[Exercise brief]: Leave the pictures out and print every record below exactly as it stands.

— START OF Given entries —

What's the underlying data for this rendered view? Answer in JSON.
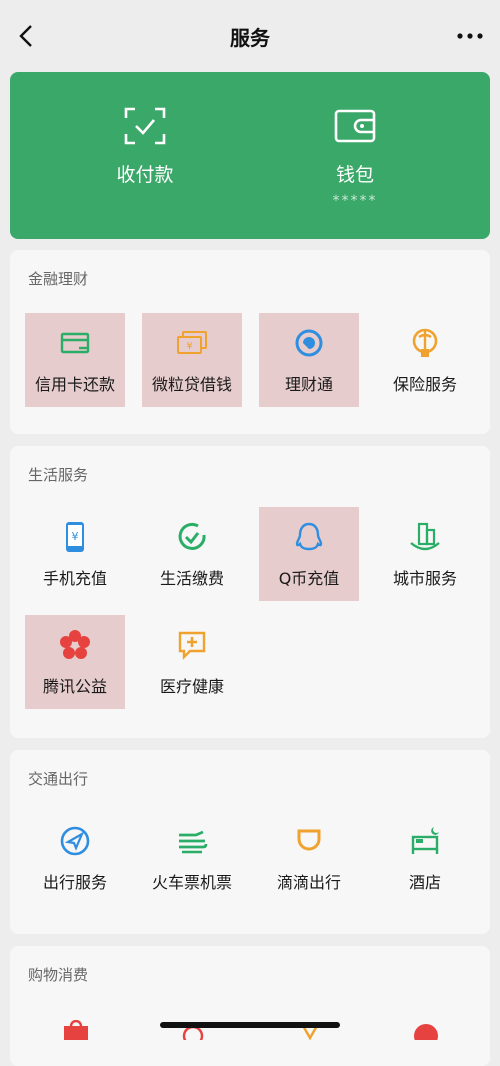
{
  "header": {
    "title": "服务"
  },
  "wallet_card": {
    "pay_label": "收付款",
    "wallet_label": "钱包",
    "wallet_masked": "*****",
    "color": "#3aa869"
  },
  "sections": [
    {
      "title": "金融理财",
      "items": [
        {
          "label": "信用卡还款",
          "icon": "credit-card-icon"
        },
        {
          "label": "微粒贷借钱",
          "icon": "cash-icon"
        },
        {
          "label": "理财通",
          "icon": "wealth-icon"
        },
        {
          "label": "保险服务",
          "icon": "umbrella-icon"
        }
      ]
    },
    {
      "title": "生活服务",
      "items": [
        {
          "label": "手机充值",
          "icon": "phone-icon"
        },
        {
          "label": "生活缴费",
          "icon": "bill-icon"
        },
        {
          "label": "Q币充值",
          "icon": "qq-icon"
        },
        {
          "label": "城市服务",
          "icon": "city-icon"
        },
        {
          "label": "腾讯公益",
          "icon": "charity-icon"
        },
        {
          "label": "医疗健康",
          "icon": "medical-icon"
        }
      ]
    },
    {
      "title": "交通出行",
      "items": [
        {
          "label": "出行服务",
          "icon": "navigation-icon"
        },
        {
          "label": "火车票机票",
          "icon": "train-icon"
        },
        {
          "label": "滴滴出行",
          "icon": "didi-icon"
        },
        {
          "label": "酒店",
          "icon": "hotel-icon"
        }
      ]
    },
    {
      "title": "购物消费",
      "items": []
    }
  ],
  "colors": {
    "highlight": "#e6cccc",
    "blue": "#2f8ee0",
    "green": "#2aae67",
    "orange": "#f0a22e",
    "red": "#e64340"
  }
}
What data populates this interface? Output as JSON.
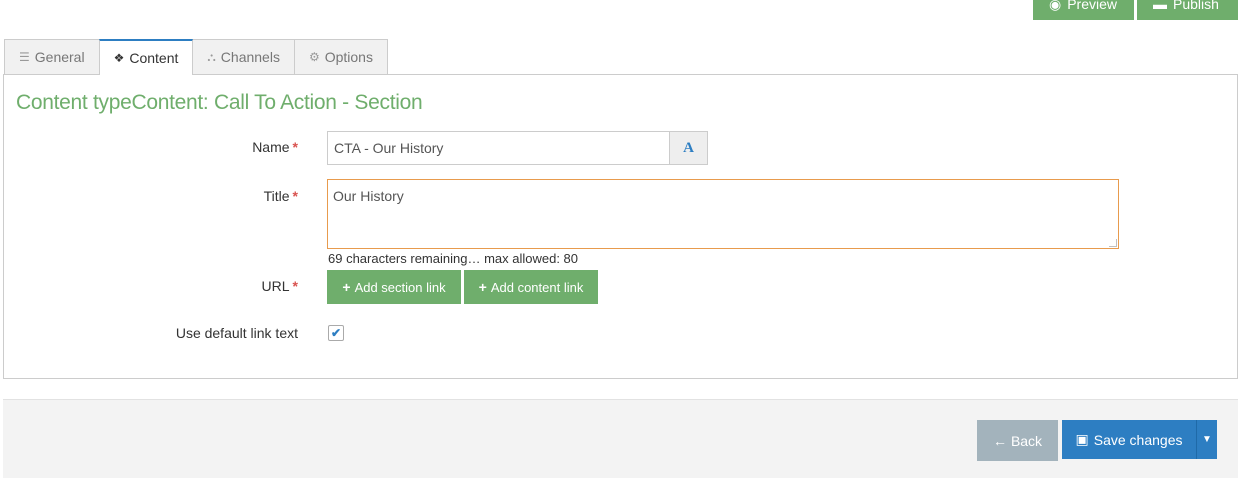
{
  "toolbar": {
    "preview_label": "Preview",
    "publish_label": "Publish"
  },
  "tabs": [
    {
      "label": "General",
      "icon": "sliders-icon"
    },
    {
      "label": "Content",
      "icon": "cubes-icon",
      "active": true
    },
    {
      "label": "Channels",
      "icon": "sitemap-icon"
    },
    {
      "label": "Options",
      "icon": "gears-icon"
    }
  ],
  "panel": {
    "title": "Content typeContent: Call To Action - Section"
  },
  "form": {
    "name_label": "Name",
    "name_value": "CTA - Our History",
    "title_label": "Title",
    "title_value": "Our History",
    "char_note": "69 characters remaining… max allowed: 80",
    "url_label": "URL",
    "add_section_link": "Add section link",
    "add_content_link": "Add content link",
    "default_link_label": "Use default link text",
    "default_link_checked": true,
    "required_mark": "*"
  },
  "footer": {
    "back_label": "Back",
    "save_label": "Save changes"
  },
  "colors": {
    "accent_green": "#6fae6c",
    "primary_blue": "#2d7ec2",
    "required_red": "#d9534f",
    "focus_orange": "#e89b4d"
  }
}
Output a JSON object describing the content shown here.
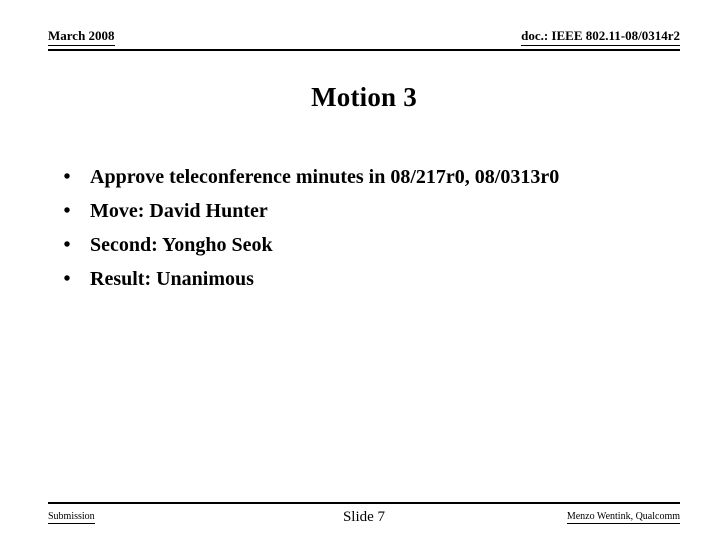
{
  "slide": {
    "background_color": "#ffffff",
    "text_color": "#000000"
  },
  "header": {
    "date": "March 2008",
    "doc_reference": "doc.: IEEE 802.11-08/0314r2"
  },
  "title": "Motion 3",
  "body": {
    "bullet_glyph": "•",
    "items": [
      {
        "text": "Approve teleconference minutes in 08/217r0, 08/0313r0"
      },
      {
        "text": "Move: David Hunter"
      },
      {
        "text": "Second: Yongho Seok"
      },
      {
        "text": "Result: Unanimous"
      }
    ]
  },
  "footer": {
    "left": "Submission",
    "center": "Slide 7",
    "right": "Menzo Wentink, Qualcomm"
  }
}
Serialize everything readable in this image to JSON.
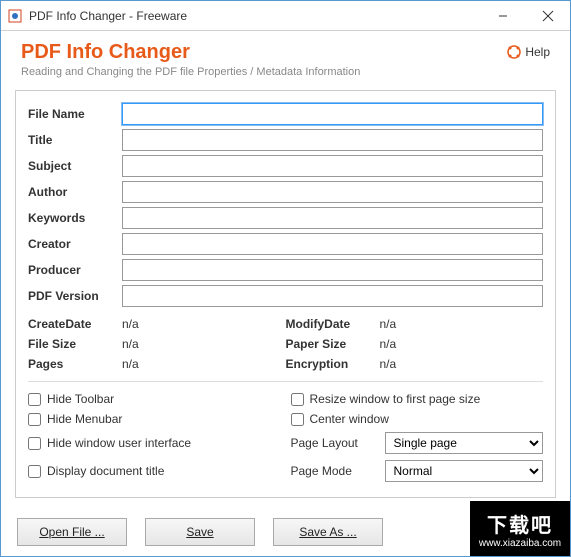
{
  "titlebar": {
    "text": "PDF Info Changer - Freeware"
  },
  "header": {
    "title": "PDF Info Changer",
    "subtitle": "Reading and Changing the PDF file Properties / Metadata Information",
    "help_label": "Help"
  },
  "fields": {
    "file_name": {
      "label": "File Name",
      "value": ""
    },
    "title": {
      "label": "Title",
      "value": ""
    },
    "subject": {
      "label": "Subject",
      "value": ""
    },
    "author": {
      "label": "Author",
      "value": ""
    },
    "keywords": {
      "label": "Keywords",
      "value": ""
    },
    "creator": {
      "label": "Creator",
      "value": ""
    },
    "producer": {
      "label": "Producer",
      "value": ""
    },
    "pdf_version": {
      "label": "PDF Version",
      "value": ""
    }
  },
  "meta": {
    "create_date": {
      "label": "CreateDate",
      "value": "n/a"
    },
    "modify_date": {
      "label": "ModifyDate",
      "value": "n/a"
    },
    "file_size": {
      "label": "File Size",
      "value": "n/a"
    },
    "paper_size": {
      "label": "Paper Size",
      "value": "n/a"
    },
    "pages": {
      "label": "Pages",
      "value": "n/a"
    },
    "encryption": {
      "label": "Encryption",
      "value": "n/a"
    }
  },
  "opts": {
    "hide_toolbar": "Hide Toolbar",
    "hide_menubar": "Hide Menubar",
    "hide_window_ui": "Hide window user interface",
    "display_doc_title": "Display document title",
    "resize_first_page": "Resize window to first page size",
    "center_window": "Center window",
    "page_layout_label": "Page Layout",
    "page_layout_value": "Single page",
    "page_mode_label": "Page Mode",
    "page_mode_value": "Normal"
  },
  "buttons": {
    "open": "Open File ...",
    "save": "Save",
    "save_as": "Save As ..."
  },
  "watermark": {
    "big": "下载吧",
    "url": "www.xiazaiba.com"
  }
}
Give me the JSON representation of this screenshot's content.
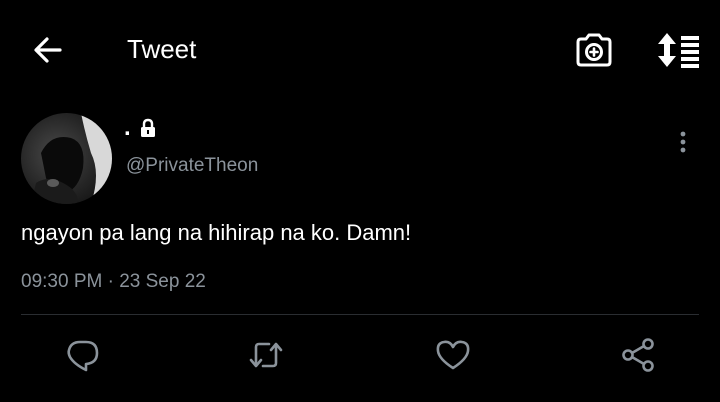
{
  "header": {
    "title": "Tweet",
    "icons": {
      "back": "arrow-left-icon",
      "camera": "camera-add-icon",
      "sort": "sort-list-icon"
    }
  },
  "tweet": {
    "display_name": ".",
    "protected_icon": "lock-icon",
    "handle": "@PrivateTheon",
    "text": "ngayon pa lang na hihirap na ko. Damn!",
    "time": "09:30 PM",
    "separator": " · ",
    "date": "23 Sep 22"
  },
  "actions": {
    "icons": [
      "reply-icon",
      "retweet-icon",
      "like-icon",
      "share-icon"
    ]
  },
  "colors": {
    "background": "#000000",
    "primary_text": "#ffffff",
    "secondary_text": "#8b939b",
    "divider": "#2a2d31",
    "icon": "#8b939b"
  }
}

— END OF Given entries —

[Correct result]:
What's the underlying data for this rendered view? Answer in JSON.
{
  "header": {
    "title": "服务"
  },
  "wallet_card": {
    "pay_label": "收付款",
    "wallet_label": "钱包",
    "wallet_masked": "*****",
    "color": "#3aa869"
  },
  "sections": [
    {
      "title": "金融理财",
      "items": [
        {
          "label": "信用卡还款",
          "icon": "credit-card-icon"
        },
        {
          "label": "微粒贷借钱",
          "icon": "cash-icon"
        },
        {
          "label": "理财通",
          "icon": "wealth-icon"
        },
        {
          "label": "保险服务",
          "icon": "umbrella-icon"
        }
      ]
    },
    {
      "title": "生活服务",
      "items": [
        {
          "label": "手机充值",
          "icon": "phone-icon"
        },
        {
          "label": "生活缴费",
          "icon": "bill-icon"
        },
        {
          "label": "Q币充值",
          "icon": "qq-icon"
        },
        {
          "label": "城市服务",
          "icon": "city-icon"
        },
        {
          "label": "腾讯公益",
          "icon": "charity-icon"
        },
        {
          "label": "医疗健康",
          "icon": "medical-icon"
        }
      ]
    },
    {
      "title": "交通出行",
      "items": [
        {
          "label": "出行服务",
          "icon": "navigation-icon"
        },
        {
          "label": "火车票机票",
          "icon": "train-icon"
        },
        {
          "label": "滴滴出行",
          "icon": "didi-icon"
        },
        {
          "label": "酒店",
          "icon": "hotel-icon"
        }
      ]
    },
    {
      "title": "购物消费",
      "items": []
    }
  ],
  "colors": {
    "highlight": "#e6cccc",
    "blue": "#2f8ee0",
    "green": "#2aae67",
    "orange": "#f0a22e",
    "red": "#e64340"
  }
}
What data populates this interface? Output as JSON.
{
  "toolbar": {
    "preview_label": "Preview",
    "publish_label": "Publish"
  },
  "tabs": [
    {
      "label": "General",
      "icon": "sliders-icon"
    },
    {
      "label": "Content",
      "icon": "cubes-icon",
      "active": true
    },
    {
      "label": "Channels",
      "icon": "sitemap-icon"
    },
    {
      "label": "Options",
      "icon": "gears-icon"
    }
  ],
  "panel": {
    "title": "Content typeContent: Call To Action - Section"
  },
  "form": {
    "name_label": "Name",
    "name_value": "CTA - Our History",
    "title_label": "Title",
    "title_value": "Our History",
    "char_note": "69 characters remaining… max allowed: 80",
    "url_label": "URL",
    "add_section_link": "Add section link",
    "add_content_link": "Add content link",
    "default_link_label": "Use default link text",
    "default_link_checked": true,
    "required_mark": "*"
  },
  "footer": {
    "back_label": "Back",
    "save_label": "Save changes"
  },
  "colors": {
    "accent_green": "#6fae6c",
    "primary_blue": "#2d7ec2",
    "required_red": "#d9534f",
    "focus_orange": "#e89b4d"
  }
}
Output a JSON object describing the content shown here.
{
  "slide": {
    "background_color": "#ffffff",
    "text_color": "#000000"
  },
  "header": {
    "date": "March 2008",
    "doc_reference": "doc.: IEEE 802.11-08/0314r2"
  },
  "title": "Motion 3",
  "body": {
    "bullet_glyph": "•",
    "items": [
      {
        "text": "Approve teleconference minutes in 08/217r0, 08/0313r0"
      },
      {
        "text": "Move: David Hunter"
      },
      {
        "text": "Second: Yongho Seok"
      },
      {
        "text": "Result: Unanimous"
      }
    ]
  },
  "footer": {
    "left": "Submission",
    "center": "Slide 7",
    "right": "Menzo Wentink, Qualcomm"
  }
}
Serialize everything readable in this image to JSON.
{
  "titlebar": {
    "text": "PDF Info Changer - Freeware"
  },
  "header": {
    "title": "PDF Info Changer",
    "subtitle": "Reading and Changing the PDF file Properties / Metadata Information",
    "help_label": "Help"
  },
  "fields": {
    "file_name": {
      "label": "File Name",
      "value": ""
    },
    "title": {
      "label": "Title",
      "value": ""
    },
    "subject": {
      "label": "Subject",
      "value": ""
    },
    "author": {
      "label": "Author",
      "value": ""
    },
    "keywords": {
      "label": "Keywords",
      "value": ""
    },
    "creator": {
      "label": "Creator",
      "value": ""
    },
    "producer": {
      "label": "Producer",
      "value": ""
    },
    "pdf_version": {
      "label": "PDF Version",
      "value": ""
    }
  },
  "meta": {
    "create_date": {
      "label": "CreateDate",
      "value": "n/a"
    },
    "modify_date": {
      "label": "ModifyDate",
      "value": "n/a"
    },
    "file_size": {
      "label": "File Size",
      "value": "n/a"
    },
    "paper_size": {
      "label": "Paper Size",
      "value": "n/a"
    },
    "pages": {
      "label": "Pages",
      "value": "n/a"
    },
    "encryption": {
      "label": "Encryption",
      "value": "n/a"
    }
  },
  "opts": {
    "hide_toolbar": "Hide Toolbar",
    "hide_menubar": "Hide Menubar",
    "hide_window_ui": "Hide window user interface",
    "display_doc_title": "Display document title",
    "resize_first_page": "Resize window to first page size",
    "center_window": "Center window",
    "page_layout_label": "Page Layout",
    "page_layout_value": "Single page",
    "page_mode_label": "Page Mode",
    "page_mode_value": "Normal"
  },
  "buttons": {
    "open": "Open File ...",
    "save": "Save",
    "save_as": "Save As ..."
  },
  "watermark": {
    "big": "下载吧",
    "url": "www.xiazaiba.com"
  }
}
Give me the JSON representation of this screenshot's content.
{
  "header": {
    "title": "Tweet",
    "icons": {
      "back": "arrow-left-icon",
      "camera": "camera-add-icon",
      "sort": "sort-list-icon"
    }
  },
  "tweet": {
    "display_name": ".",
    "protected_icon": "lock-icon",
    "handle": "@PrivateTheon",
    "text": "ngayon pa lang na hihirap na ko. Damn!",
    "time": "09:30 PM",
    "separator": " · ",
    "date": "23 Sep 22"
  },
  "actions": {
    "icons": [
      "reply-icon",
      "retweet-icon",
      "like-icon",
      "share-icon"
    ]
  },
  "colors": {
    "background": "#000000",
    "primary_text": "#ffffff",
    "secondary_text": "#8b939b",
    "divider": "#2a2d31",
    "icon": "#8b939b"
  }
}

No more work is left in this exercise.